Some records
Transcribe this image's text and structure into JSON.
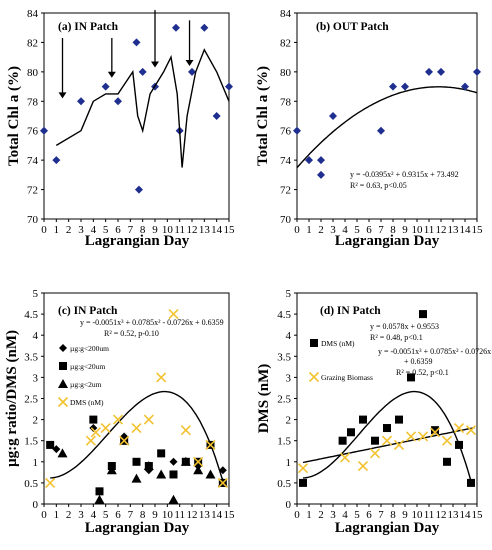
{
  "chart_data": [
    {
      "type": "scatter",
      "title": "(a) IN Patch",
      "xlabel": "Lagrangian Day",
      "ylabel": "Total Chl a (%)",
      "xlim": [
        0,
        15
      ],
      "ylim": [
        70,
        84
      ],
      "xticks": [
        0,
        1,
        2,
        3,
        4,
        5,
        6,
        7,
        8,
        9,
        10,
        11,
        12,
        13,
        14,
        15
      ],
      "yticks": [
        70,
        72,
        74,
        76,
        78,
        80,
        82,
        84
      ],
      "series": [
        {
          "marker": "diamond",
          "color": "#1f2f8f",
          "x": [
            0,
            1,
            3,
            5,
            6,
            7.5,
            7.7,
            8,
            9,
            10.7,
            11,
            12,
            13,
            14,
            15
          ],
          "y": [
            76,
            74,
            78,
            79,
            78,
            82,
            72,
            80,
            79,
            83,
            76,
            80,
            83,
            77,
            79
          ]
        },
        {
          "marker": "line",
          "color": "#000000",
          "x": [
            1,
            3,
            4,
            5,
            6,
            7.2,
            7.6,
            8,
            8.6,
            9.7,
            10.3,
            10.8,
            11.2,
            11.6,
            12.3,
            13,
            14,
            15
          ],
          "y": [
            75,
            76,
            78,
            78.5,
            78.5,
            80,
            77,
            76,
            78.5,
            80,
            81,
            78.5,
            73.5,
            77,
            80,
            81.5,
            80,
            78
          ]
        }
      ],
      "arrows_x": [
        1.5,
        5.5,
        9,
        11.8
      ]
    },
    {
      "type": "scatter",
      "title": "(b) OUT Patch",
      "xlabel": "Lagrangian Day",
      "ylabel": "Total Chl a (%)",
      "xlim": [
        0,
        15
      ],
      "ylim": [
        70,
        84
      ],
      "xticks": [
        0,
        1,
        2,
        3,
        4,
        5,
        6,
        7,
        8,
        9,
        10,
        11,
        12,
        13,
        14,
        15
      ],
      "yticks": [
        70,
        72,
        74,
        76,
        78,
        80,
        82,
        84
      ],
      "series": [
        {
          "marker": "diamond",
          "color": "#1f2f8f",
          "x": [
            0,
            1,
            2,
            2,
            3,
            7,
            8,
            9,
            11,
            12,
            14,
            15
          ],
          "y": [
            76,
            74,
            73,
            74,
            77,
            76,
            79,
            79,
            80,
            80,
            79,
            80
          ]
        }
      ],
      "fit": {
        "a": -0.0395,
        "b": 0.9315,
        "c": 73.492
      },
      "annotations": [
        "y = -0.0395x² + 0.9315x + 73.492",
        "R² = 0.63, p<0.05"
      ]
    },
    {
      "type": "scatter",
      "title": "(c) IN Patch",
      "xlabel": "Lagrangian Day",
      "ylabel": "µg:g ratio/DMS (nM)",
      "xlim": [
        0,
        15
      ],
      "ylim": [
        0,
        5
      ],
      "xticks": [
        0,
        1,
        2,
        3,
        4,
        5,
        6,
        7,
        8,
        9,
        10,
        11,
        12,
        13,
        14,
        15
      ],
      "yticks": [
        0,
        0.5,
        1,
        1.5,
        2,
        2.5,
        3,
        3.5,
        4,
        4.5,
        5
      ],
      "legend": [
        "µg:g<200um",
        "µg:g<20um",
        "µg:g<2um",
        "DMS (nM)"
      ],
      "series": [
        {
          "name": "µg:g<200um",
          "marker": "diamond",
          "color": "#000000",
          "x": [
            1,
            4,
            6.5,
            8.5,
            10.5,
            12.5,
            13.5,
            14.5
          ],
          "y": [
            1.3,
            1.8,
            1.6,
            0.8,
            1,
            0.9,
            1.4,
            0.8
          ]
        },
        {
          "name": "µg:g<20um",
          "marker": "square",
          "color": "#000000",
          "x": [
            0.5,
            4,
            4.5,
            5.5,
            6.5,
            7.5,
            8.5,
            9.5,
            10.5,
            11.5,
            12.5,
            13.5,
            14.5
          ],
          "y": [
            1.4,
            2,
            0.3,
            0.9,
            1.5,
            1,
            0.9,
            1.2,
            0.7,
            1,
            1,
            1.4,
            0.5
          ]
        },
        {
          "name": "µg:g<2um",
          "marker": "triangle",
          "color": "#000000",
          "x": [
            1.5,
            4.5,
            5.5,
            6.5,
            7.5,
            8.5,
            9.5,
            10.5,
            11.5,
            12.5,
            13.5,
            14.5
          ],
          "y": [
            1.2,
            0.1,
            0.8,
            1.5,
            0.6,
            0.9,
            0.7,
            0.1,
            1,
            0.8,
            0.7,
            0.5
          ]
        },
        {
          "name": "DMS (nM)",
          "marker": "x",
          "color": "#f2c230",
          "x": [
            0.5,
            3.8,
            4.2,
            5,
            6,
            6.5,
            7.5,
            8.5,
            9.5,
            10.5,
            11.5,
            12.5,
            13.5,
            14.5
          ],
          "y": [
            0.5,
            1.5,
            1.7,
            1.8,
            2,
            1.5,
            1.8,
            2,
            3,
            4.5,
            1.75,
            1,
            1.4,
            0.5
          ]
        }
      ],
      "fit": {
        "a": -0.0051,
        "b": 0.0785,
        "c": -0.0726,
        "d": 0.6359
      },
      "annotations": [
        "y = -0.0051x³ + 0.0785x² - 0.0726x + 0.6359",
        "R² = 0.52, p-0.10"
      ]
    },
    {
      "type": "scatter",
      "title": "(d) IN Patch",
      "xlabel": "Lagrangian Day",
      "ylabel": "DMS (nM)",
      "xlim": [
        0,
        15
      ],
      "ylim": [
        0,
        5
      ],
      "xticks": [
        0,
        1,
        2,
        3,
        4,
        5,
        6,
        7,
        8,
        9,
        10,
        11,
        12,
        13,
        14,
        15
      ],
      "yticks": [
        0,
        0.5,
        1,
        1.5,
        2,
        2.5,
        3,
        3.5,
        4,
        4.5,
        5
      ],
      "legend": [
        "DMS (nM)",
        "Grazing Biomass"
      ],
      "series": [
        {
          "name": "DMS (nM)",
          "marker": "square",
          "color": "#000000",
          "x": [
            0.5,
            3.8,
            4.5,
            5.5,
            6.5,
            7.5,
            8.5,
            9.5,
            10.5,
            11.5,
            12.5,
            13.5,
            14.5
          ],
          "y": [
            0.5,
            1.5,
            1.7,
            2,
            1.5,
            1.8,
            2,
            3,
            4.5,
            1.75,
            1,
            1.4,
            0.5
          ]
        },
        {
          "name": "Grazing Biomass",
          "marker": "x",
          "color": "#f2c230",
          "x": [
            0.5,
            4,
            5.5,
            6.5,
            7.5,
            8.5,
            9.5,
            10.5,
            11.5,
            12.5,
            13.5,
            14.5
          ],
          "y": [
            0.85,
            1.1,
            0.9,
            1.2,
            1.5,
            1.4,
            1.6,
            1.6,
            1.7,
            1.5,
            1.8,
            1.75
          ]
        }
      ],
      "fit_linear": {
        "m": 0.0578,
        "b": 0.9553
      },
      "fit": {
        "a": -0.0051,
        "b": 0.0785,
        "c": -0.0726,
        "d": 0.6359
      },
      "annotations": [
        "y = 0.0578x + 0.9553",
        "R² = 0.48, p<0.1",
        "y = -0.0051x³ + 0.0785x² - 0.0726x",
        "+ 0.6359",
        "R² = 0.52, p<0.1"
      ]
    }
  ]
}
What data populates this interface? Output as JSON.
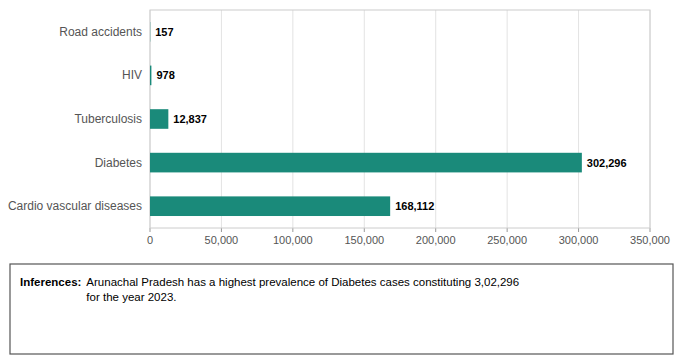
{
  "chart_data": {
    "type": "bar",
    "orientation": "horizontal",
    "categories": [
      "Cardio vascular diseases",
      "Diabetes",
      "Tuberculosis",
      "HIV",
      "Road accidents"
    ],
    "values": [
      168112,
      302296,
      12837,
      978,
      157
    ],
    "value_labels": [
      "168,112",
      "302,296",
      "12,837",
      "978",
      "157"
    ],
    "data_labels": true,
    "color": "#1a8a7a",
    "xlim": [
      0,
      350000
    ],
    "xticks": [
      0,
      {
        "value": 50000,
        "label": "50,000"
      },
      {
        "value": 100000,
        "label": "100,000"
      },
      {
        "value": 150000,
        "label": "150,000"
      },
      {
        "value": 200000,
        "label": "200,000"
      },
      {
        "value": 250000,
        "label": "250,000"
      },
      {
        "value": 300000,
        "label": "300,000"
      },
      {
        "value": 350000,
        "label": "350,000"
      }
    ],
    "grid": true,
    "annotations": [
      "Inferences:",
      "Arunachal Pradesh has a highest prevalence of Diabetes cases constituting 3,02,296\nfor the year 2023."
    ]
  }
}
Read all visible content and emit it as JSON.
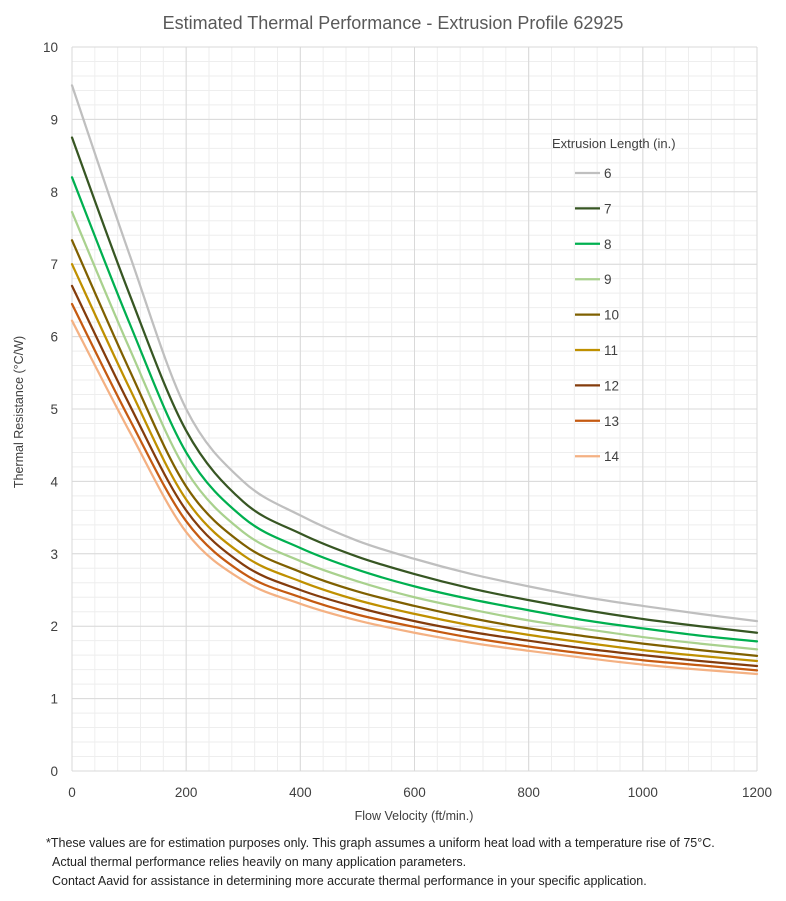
{
  "chart_data": {
    "type": "line",
    "title": "Estimated Thermal Performance - Extrusion Profile 62925",
    "xlabel": "Flow Velocity (ft/min.)",
    "ylabel": "Thermal Resistance (°C/W)",
    "xlim": [
      0,
      1200
    ],
    "ylim": [
      0,
      10
    ],
    "xticks": [
      0,
      200,
      400,
      600,
      800,
      1000,
      1200
    ],
    "yticks": [
      0,
      1,
      2,
      3,
      4,
      5,
      6,
      7,
      8,
      9,
      10
    ],
    "grid": true,
    "legend": {
      "title": "Extrusion Length (in.)",
      "position": "right"
    },
    "x": [
      0,
      100,
      200,
      300,
      400,
      500,
      600,
      700,
      800,
      900,
      1000,
      1100,
      1200
    ],
    "series": [
      {
        "name": "6",
        "color": "#bfbfbf",
        "values": [
          9.47,
          7.15,
          5.0,
          4.0,
          3.53,
          3.18,
          2.93,
          2.72,
          2.55,
          2.4,
          2.28,
          2.17,
          2.07
        ]
      },
      {
        "name": "7",
        "color": "#375623",
        "values": [
          8.75,
          6.6,
          4.7,
          3.72,
          3.28,
          2.96,
          2.72,
          2.52,
          2.36,
          2.22,
          2.1,
          2.0,
          1.91
        ]
      },
      {
        "name": "8",
        "color": "#00b050",
        "values": [
          8.2,
          6.2,
          4.4,
          3.5,
          3.08,
          2.78,
          2.55,
          2.37,
          2.22,
          2.08,
          1.97,
          1.87,
          1.79
        ]
      },
      {
        "name": "9",
        "color": "#a9d18e",
        "values": [
          7.72,
          5.85,
          4.15,
          3.3,
          2.9,
          2.62,
          2.4,
          2.23,
          2.08,
          1.96,
          1.85,
          1.76,
          1.68
        ]
      },
      {
        "name": "10",
        "color": "#7f6000",
        "values": [
          7.33,
          5.55,
          3.93,
          3.13,
          2.75,
          2.48,
          2.28,
          2.11,
          1.97,
          1.86,
          1.76,
          1.67,
          1.59
        ]
      },
      {
        "name": "11",
        "color": "#bf9000",
        "values": [
          7.0,
          5.3,
          3.75,
          2.98,
          2.62,
          2.36,
          2.17,
          2.01,
          1.88,
          1.77,
          1.67,
          1.59,
          1.52
        ]
      },
      {
        "name": "12",
        "color": "#843c0c",
        "values": [
          6.7,
          5.07,
          3.6,
          2.85,
          2.5,
          2.26,
          2.07,
          1.92,
          1.8,
          1.69,
          1.6,
          1.52,
          1.45
        ]
      },
      {
        "name": "13",
        "color": "#c55a11",
        "values": [
          6.45,
          4.87,
          3.45,
          2.73,
          2.4,
          2.16,
          1.99,
          1.84,
          1.72,
          1.62,
          1.53,
          1.46,
          1.39
        ]
      },
      {
        "name": "14",
        "color": "#f4b183",
        "values": [
          6.22,
          4.7,
          3.3,
          2.63,
          2.31,
          2.08,
          1.91,
          1.77,
          1.66,
          1.56,
          1.47,
          1.4,
          1.34
        ]
      }
    ]
  },
  "notes": {
    "line1": "*These values are for estimation purposes only. This graph assumes a uniform heat load with a temperature rise of 75°C.",
    "line2": "Actual thermal performance relies heavily on many application parameters.",
    "line3": "Contact Aavid for assistance in determining more accurate thermal performance in your specific application."
  }
}
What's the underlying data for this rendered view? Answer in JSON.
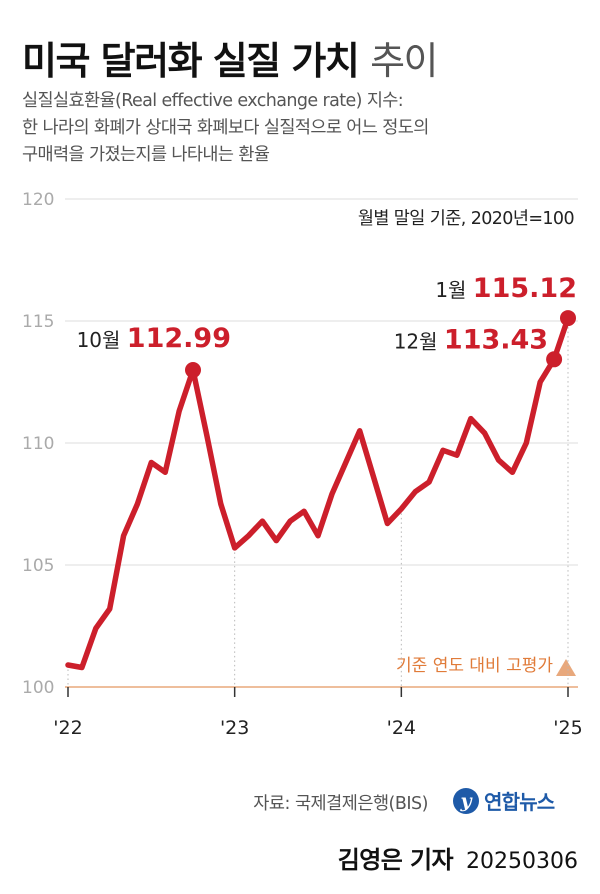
{
  "header": {
    "title_bold": "미국 달러화 실질 가치",
    "title_light": "추이",
    "subtitle_lines": [
      "실질실효환율(Real effective exchange rate) 지수:",
      "한 나라의 화폐가 상대국 화폐보다 실질적으로 어느 정도의",
      "구매력을 가졌는지를 나타내는 환율"
    ]
  },
  "basis_note": "월별 말일 기준, 2020년=100",
  "footer": {
    "source": "자료: 국제결제은행(BIS)",
    "logo_mark": "y",
    "logo_text": "연합뉴스",
    "byline_name": "김영은 기자",
    "byline_date": "20250306"
  },
  "colors": {
    "series": "#cc1f2b",
    "grid": "#dedede",
    "axis_label": "#aaaaaa",
    "baseline": "#e8a87c",
    "baseline_label": "#e07b39",
    "text_dark": "#222222"
  },
  "chart_data": {
    "type": "line",
    "ylim": [
      100,
      120
    ],
    "yticks": [
      100,
      105,
      110,
      115,
      120
    ],
    "xticks": [
      {
        "label": "'22",
        "index": 0
      },
      {
        "label": "'23",
        "index": 12
      },
      {
        "label": "'24",
        "index": 24
      },
      {
        "label": "'25",
        "index": 36
      }
    ],
    "x_start": "2022-01",
    "series": [
      {
        "values": [
          100.9,
          100.8,
          102.4,
          103.2,
          106.2,
          107.5,
          109.2,
          108.8,
          111.3,
          112.99,
          110.3,
          107.5,
          105.7,
          106.2,
          106.8,
          106.0,
          106.8,
          107.2,
          106.2,
          107.9,
          109.2,
          110.5,
          108.6,
          106.7,
          107.3,
          108.0,
          108.4,
          109.7,
          109.5,
          111.0,
          110.4,
          109.3,
          108.8,
          110.0,
          112.5,
          113.43,
          115.12
        ]
      }
    ],
    "annotations": [
      {
        "index": 9,
        "month_label": "10월",
        "value_label": "112.99"
      },
      {
        "index": 35,
        "month_label": "12월",
        "value_label": "113.43"
      },
      {
        "index": 36,
        "month_label": "1월",
        "value_label": "115.12"
      }
    ],
    "baseline": {
      "value": 100,
      "label": "기준 연도 대비 고평가"
    }
  }
}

[What you need to do]: Locate the word "Grazing" in the data above. Copy every line carrying it.

[Output of the exercise]:
        "Grazing Biomass"
          "name": "Grazing Biomass",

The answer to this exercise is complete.